(Records from a dataset)
****

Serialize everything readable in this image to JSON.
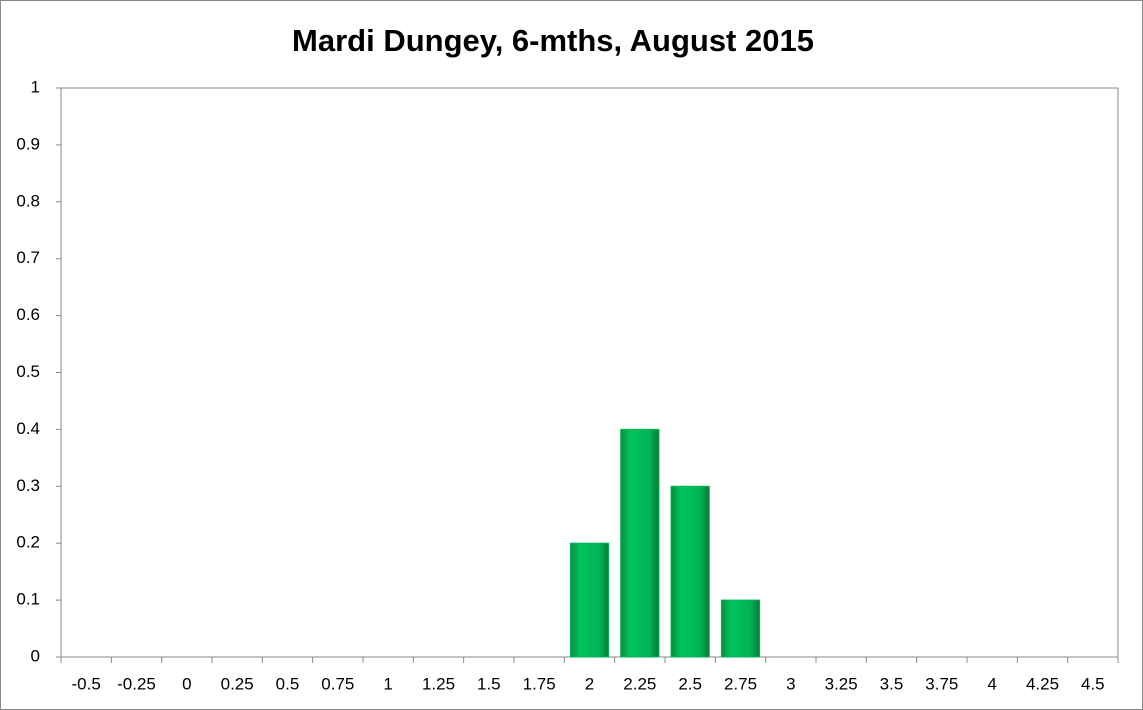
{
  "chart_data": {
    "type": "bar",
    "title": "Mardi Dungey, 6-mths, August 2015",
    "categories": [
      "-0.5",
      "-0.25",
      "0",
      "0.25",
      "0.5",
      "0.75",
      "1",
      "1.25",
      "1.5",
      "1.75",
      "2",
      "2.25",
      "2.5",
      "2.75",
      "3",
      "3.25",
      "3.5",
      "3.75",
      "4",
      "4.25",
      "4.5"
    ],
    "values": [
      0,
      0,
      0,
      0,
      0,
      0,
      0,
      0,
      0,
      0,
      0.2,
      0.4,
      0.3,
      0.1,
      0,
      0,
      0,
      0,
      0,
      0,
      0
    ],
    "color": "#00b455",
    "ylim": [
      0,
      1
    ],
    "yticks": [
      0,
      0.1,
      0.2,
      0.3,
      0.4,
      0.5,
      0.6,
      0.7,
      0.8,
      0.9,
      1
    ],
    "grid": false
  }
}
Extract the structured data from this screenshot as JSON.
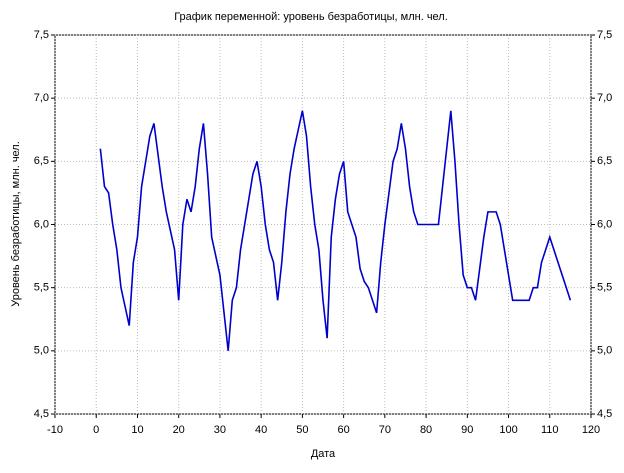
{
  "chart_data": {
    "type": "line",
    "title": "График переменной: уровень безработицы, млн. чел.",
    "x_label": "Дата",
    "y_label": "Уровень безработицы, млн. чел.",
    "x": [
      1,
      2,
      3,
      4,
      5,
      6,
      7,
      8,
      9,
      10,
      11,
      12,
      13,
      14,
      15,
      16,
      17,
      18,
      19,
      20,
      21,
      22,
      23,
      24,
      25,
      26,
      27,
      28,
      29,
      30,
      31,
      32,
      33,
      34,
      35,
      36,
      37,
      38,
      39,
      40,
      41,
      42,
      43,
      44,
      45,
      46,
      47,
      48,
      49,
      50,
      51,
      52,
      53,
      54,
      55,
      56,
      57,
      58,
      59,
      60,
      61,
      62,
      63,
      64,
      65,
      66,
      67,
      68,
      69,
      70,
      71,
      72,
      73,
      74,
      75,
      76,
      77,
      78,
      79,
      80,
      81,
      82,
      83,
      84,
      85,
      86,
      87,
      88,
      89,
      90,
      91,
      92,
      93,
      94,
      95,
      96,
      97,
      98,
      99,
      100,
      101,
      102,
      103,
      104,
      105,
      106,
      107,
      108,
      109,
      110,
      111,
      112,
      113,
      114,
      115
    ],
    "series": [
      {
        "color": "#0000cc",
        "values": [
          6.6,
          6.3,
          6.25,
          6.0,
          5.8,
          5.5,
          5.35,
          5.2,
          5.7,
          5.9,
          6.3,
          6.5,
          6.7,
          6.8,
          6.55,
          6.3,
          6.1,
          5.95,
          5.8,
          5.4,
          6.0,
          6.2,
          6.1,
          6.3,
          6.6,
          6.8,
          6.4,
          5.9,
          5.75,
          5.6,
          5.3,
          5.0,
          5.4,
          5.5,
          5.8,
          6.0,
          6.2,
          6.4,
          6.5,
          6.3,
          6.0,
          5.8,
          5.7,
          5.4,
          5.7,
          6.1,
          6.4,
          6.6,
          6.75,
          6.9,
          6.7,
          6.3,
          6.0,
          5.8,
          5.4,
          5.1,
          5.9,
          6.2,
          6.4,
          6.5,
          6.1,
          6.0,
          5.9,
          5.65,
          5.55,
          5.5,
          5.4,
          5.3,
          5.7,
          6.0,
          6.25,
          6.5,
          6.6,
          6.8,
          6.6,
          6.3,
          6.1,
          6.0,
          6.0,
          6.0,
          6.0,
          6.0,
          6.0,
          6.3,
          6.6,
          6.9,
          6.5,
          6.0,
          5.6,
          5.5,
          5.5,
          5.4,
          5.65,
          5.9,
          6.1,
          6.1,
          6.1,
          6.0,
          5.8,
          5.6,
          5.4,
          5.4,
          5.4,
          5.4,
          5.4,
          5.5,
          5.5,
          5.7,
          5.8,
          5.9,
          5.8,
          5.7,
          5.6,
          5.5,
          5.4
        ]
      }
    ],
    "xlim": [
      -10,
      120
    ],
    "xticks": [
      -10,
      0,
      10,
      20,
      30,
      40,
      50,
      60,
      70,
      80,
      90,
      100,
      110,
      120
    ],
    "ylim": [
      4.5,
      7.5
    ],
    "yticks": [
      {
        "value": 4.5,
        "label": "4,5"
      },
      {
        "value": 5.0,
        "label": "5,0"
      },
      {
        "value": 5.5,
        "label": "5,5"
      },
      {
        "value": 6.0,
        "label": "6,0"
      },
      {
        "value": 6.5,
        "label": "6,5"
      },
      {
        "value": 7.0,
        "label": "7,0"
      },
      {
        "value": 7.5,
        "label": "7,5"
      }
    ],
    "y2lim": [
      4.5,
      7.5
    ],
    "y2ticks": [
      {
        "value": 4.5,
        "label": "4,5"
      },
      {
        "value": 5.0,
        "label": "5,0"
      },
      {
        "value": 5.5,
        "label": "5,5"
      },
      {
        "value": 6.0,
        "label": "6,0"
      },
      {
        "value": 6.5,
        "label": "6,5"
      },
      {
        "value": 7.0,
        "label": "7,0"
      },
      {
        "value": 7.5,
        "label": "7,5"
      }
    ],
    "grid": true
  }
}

****

PROBLEM: Determine how many lines above contain "this" as a word or string. Give the number alone.

EXERCISE OUTPUT: 2